Task requirements | Return all the data below as it stands, minus the pictures.

::::::::

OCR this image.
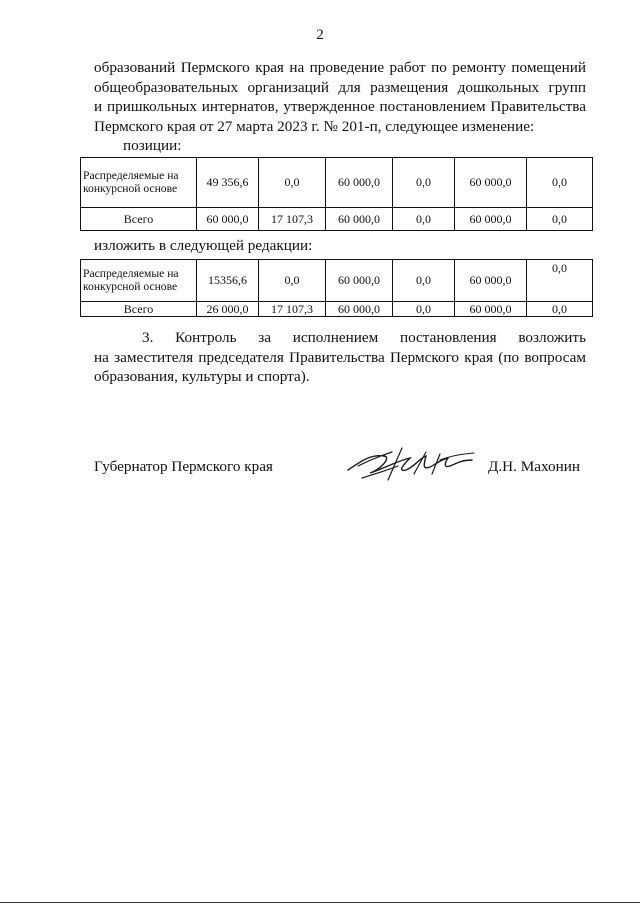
2
образований Пермского края на проведение работ по ремонту помещений
общеобразовательных организаций для размещения дошкольных групп
и пришкольных интернатов, утвержденное постановлением Правительства
Пермского края от 27 марта 2023 г. № 201-п, следующее изменение:
позиции:
Распределяемые на конкурсной основе	49 356,6	0,0	60 000,0	0,0	60 000,0	0,0
Всего	60 000,0	17 107,3	60 000,0	0,0	60 000,0	0,0
изложить в следующей редакции:
Распределяемые на конкурсной основе	15356,6	0,0	60 000,0	0,0	60 000,0	0,0
Всего	26 000,0	17 107,3	60 000,0	0,0	60 000,0	0,0
3. Контроль за исполнением постановления возложить
на заместителя председателя Правительства Пермского края (по вопросам
образования, культуры и спорта).
Губернатор Пермского края	Д.Н. Махонин
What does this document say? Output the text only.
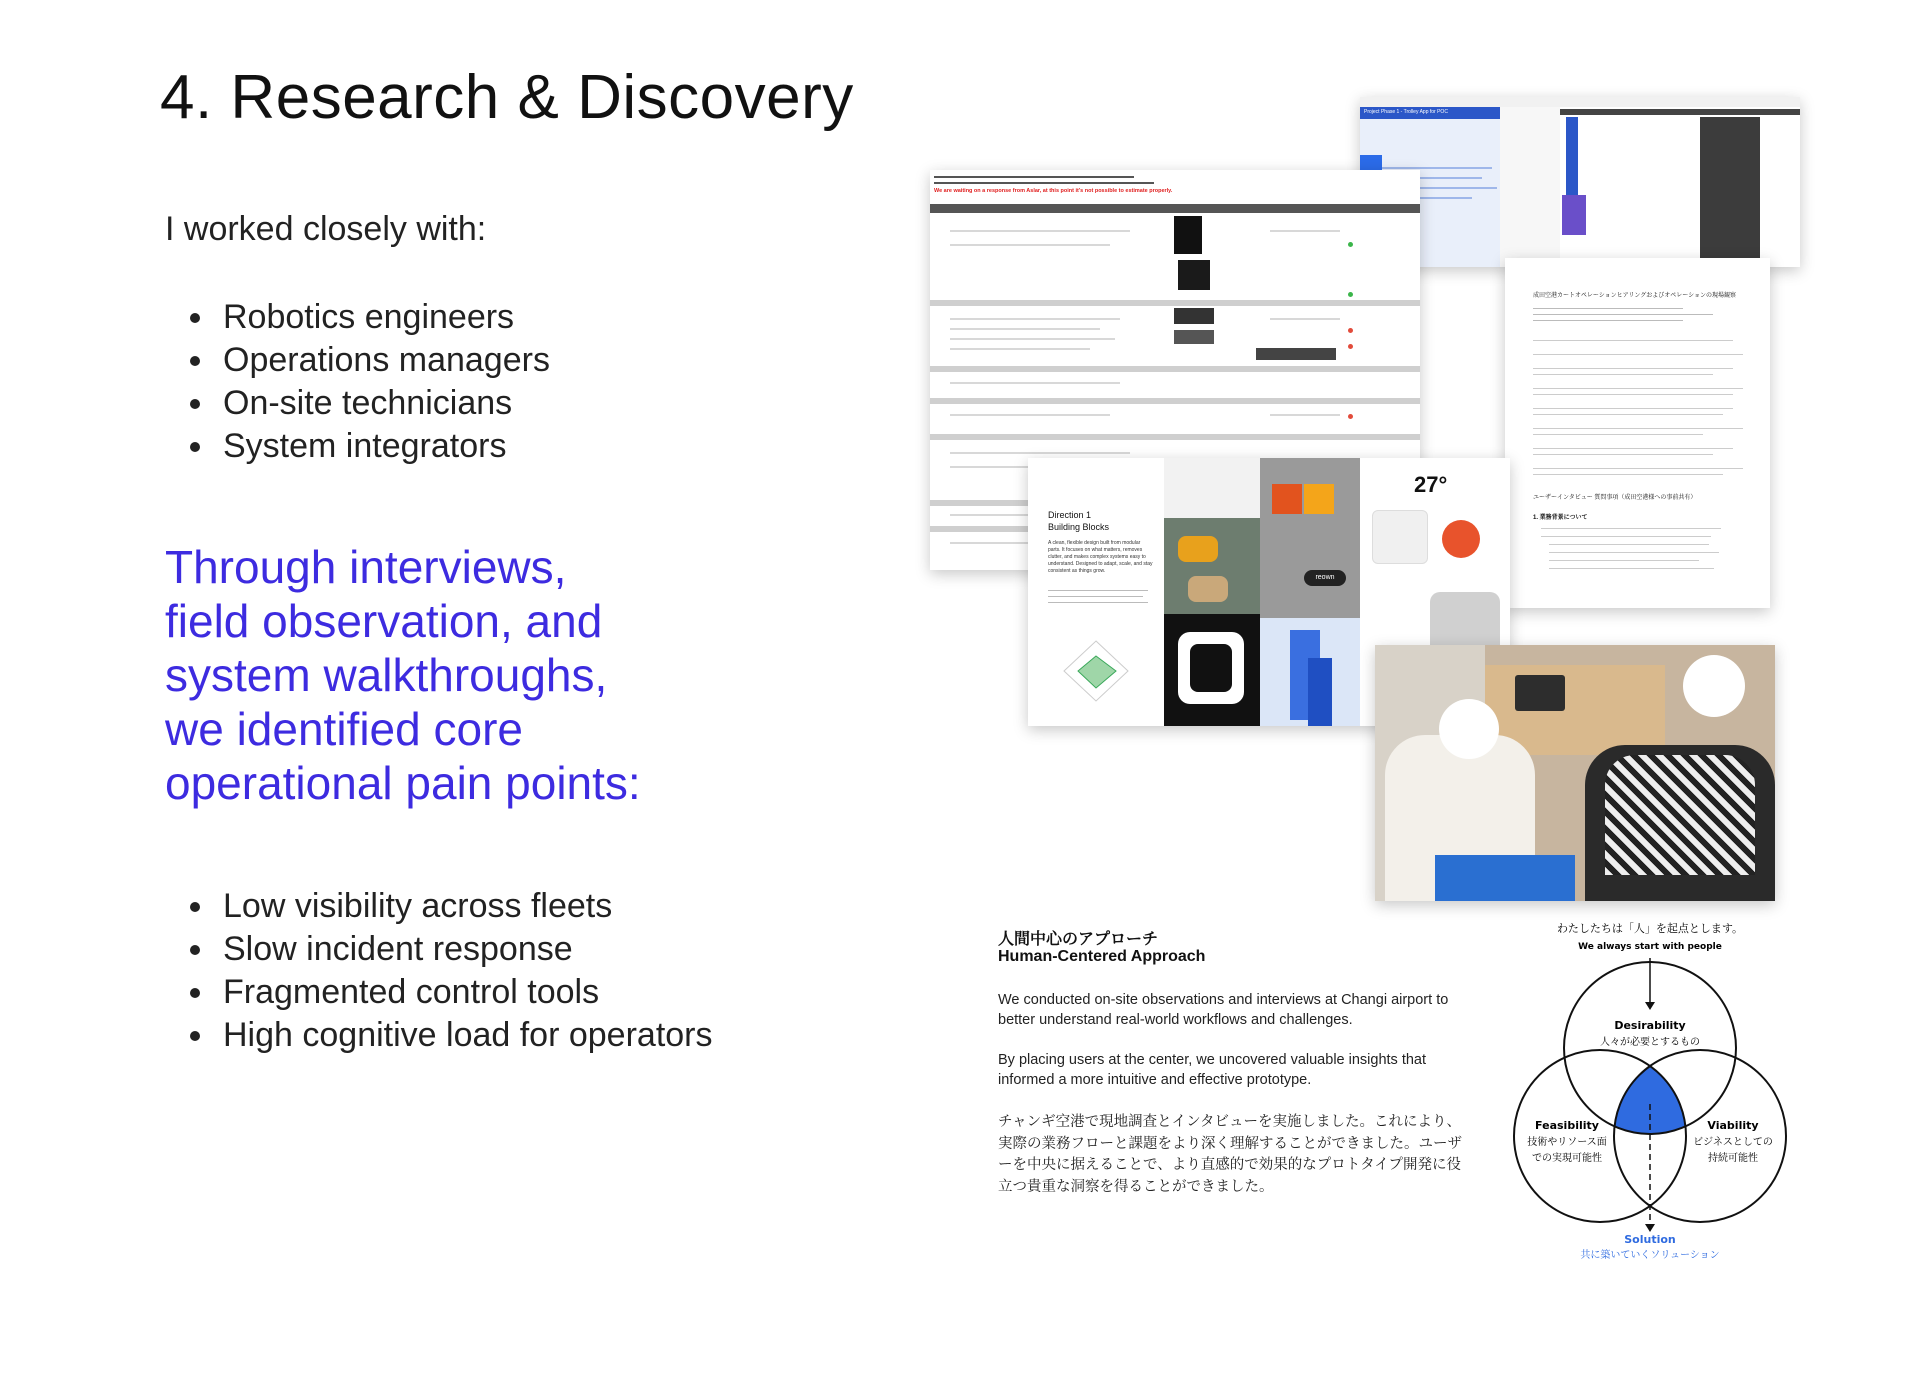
4. Research & Discovery
I worked closely with:
• Robotics engineers
• Operations managers
• On-site technicians
• System integrators
Through interviews,
field observation, and
system walkthroughs,
we identified core
operational pain points:
• Low visibility across fleets
• Slow incident response
• Fragmented control tools
• High cognitive load for operators
Project Phase 1 - Trolley App for POC
We are waiting on a response from Aslar, at this point it's not possible to estimate properly.
成田空港カートオペレーションヒアリングおよびオペレーションの現場観察
ユーザーインタビュー 質問事項（成田空港様への事前共有）
1. 業務背景について
Direction 1
Building Blocks
A clean, flexible design built from modular parts. It focuses on what matters, removes clutter, and makes complex systems easy to understand. Designed to adapt, scale, and stay consistent as things grow.
reown
27°
人間中心のアプローチ
Human-Centered Approach
We conducted on-site observations and interviews at Changi airport to better understand real-world workflows and challenges.
By placing users at the center, we uncovered valuable insights that informed a more intuitive and effective prototype.
チャンギ空港で現地調査とインタビューを実施しました。これにより、実際の業務フローと課題をより深く理解することができました。ユーザーを中央に据えることで、より直感的で効果的なプロトタイプ開発に役立つ貴重な洞察を得ることができました。
わたしたちは「人」を起点とします。
We always start with people
Desirability
人々が必要とするもの
Feasibility
技術やリソース面
での実現可能性
Viability
ビジネスとしての
持続可能性
Solution
共に築いていくソリューション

::::::::

Written response |
OCR this image.
2
образований Пермского края на проведение работ по ремонту помещений
общеобразовательных организаций для размещения дошкольных групп
и пришкольных интернатов, утвержденное постановлением Правительства
Пермского края от 27 марта 2023 г. № 201-п, следующее изменение:
позиции:
Распределяемые на конкурсной основе	49 356,6	0,0	60 000,0	0,0	60 000,0	0,0
Всего	60 000,0	17 107,3	60 000,0	0,0	60 000,0	0,0
изложить в следующей редакции:
Распределяемые на конкурсной основе	15356,6	0,0	60 000,0	0,0	60 000,0	0,0
Всего	26 000,0	17 107,3	60 000,0	0,0	60 000,0	0,0
3. Контроль за исполнением постановления возложить
на заместителя председателя Правительства Пермского края (по вопросам
образования, культуры и спорта).
Губернатор Пермского края	Д.Н. Махонин
What does this document say? Output the text only.
4. Research & Discovery
I worked closely with:
• Robotics engineers
• Operations managers
• On-site technicians
• System integrators
Through interviews,
field observation, and
system walkthroughs,
we identified core
operational pain points:
• Low visibility across fleets
• Slow incident response
• Fragmented control tools
• High cognitive load for operators
Project Phase 1 - Trolley App for POC
We are waiting on a response from Aslar, at this point it's not possible to estimate properly.
成田空港カートオペレーションヒアリングおよびオペレーションの現場観察
ユーザーインタビュー 質問事項（成田空港様への事前共有）
1. 業務背景について
Direction 1
Building Blocks
A clean, flexible design built from modular parts. It focuses on what matters, removes clutter, and makes complex systems easy to understand. Designed to adapt, scale, and stay consistent as things grow.
reown
27°
人間中心のアプローチ
Human-Centered Approach
We conducted on-site observations and interviews at Changi airport to better understand real-world workflows and challenges.
By placing users at the center, we uncovered valuable insights that informed a more intuitive and effective prototype.
チャンギ空港で現地調査とインタビューを実施しました。これにより、実際の業務フローと課題をより深く理解することができました。ユーザーを中央に据えることで、より直感的で効果的なプロトタイプ開発に役立つ貴重な洞察を得ることができました。
わたしたちは「人」を起点とします。
We always start with people
Desirability
人々が必要とするもの
Feasibility
技術やリソース面
での実現可能性
Viability
ビジネスとしての
持続可能性
Solution
共に築いていくソリューション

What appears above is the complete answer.